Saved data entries
• • • • • • •

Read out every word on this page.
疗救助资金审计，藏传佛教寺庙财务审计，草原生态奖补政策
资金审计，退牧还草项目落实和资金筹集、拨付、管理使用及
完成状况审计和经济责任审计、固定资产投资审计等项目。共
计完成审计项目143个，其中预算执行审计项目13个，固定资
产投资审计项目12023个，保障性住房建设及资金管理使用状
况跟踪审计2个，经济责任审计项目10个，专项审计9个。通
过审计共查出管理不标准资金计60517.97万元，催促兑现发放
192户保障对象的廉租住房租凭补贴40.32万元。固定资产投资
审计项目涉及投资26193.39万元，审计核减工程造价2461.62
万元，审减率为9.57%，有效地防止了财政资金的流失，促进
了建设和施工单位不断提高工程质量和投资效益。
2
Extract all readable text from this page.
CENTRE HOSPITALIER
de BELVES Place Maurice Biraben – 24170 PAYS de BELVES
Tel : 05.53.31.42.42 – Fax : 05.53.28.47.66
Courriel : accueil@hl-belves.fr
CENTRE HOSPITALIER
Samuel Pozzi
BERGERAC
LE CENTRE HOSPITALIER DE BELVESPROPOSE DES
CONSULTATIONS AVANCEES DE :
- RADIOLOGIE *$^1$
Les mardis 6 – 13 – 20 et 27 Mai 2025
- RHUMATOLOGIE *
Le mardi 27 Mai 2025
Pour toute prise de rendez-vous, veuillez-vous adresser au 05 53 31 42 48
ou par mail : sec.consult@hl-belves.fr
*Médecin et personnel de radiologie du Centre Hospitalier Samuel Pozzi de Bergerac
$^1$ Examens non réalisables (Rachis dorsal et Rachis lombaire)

• • • • • • •

Goal of the exercise — Some lines of the records may hold the word "Samuel". How many do? Answer with a number and nothing else.

Response for this exercise — 2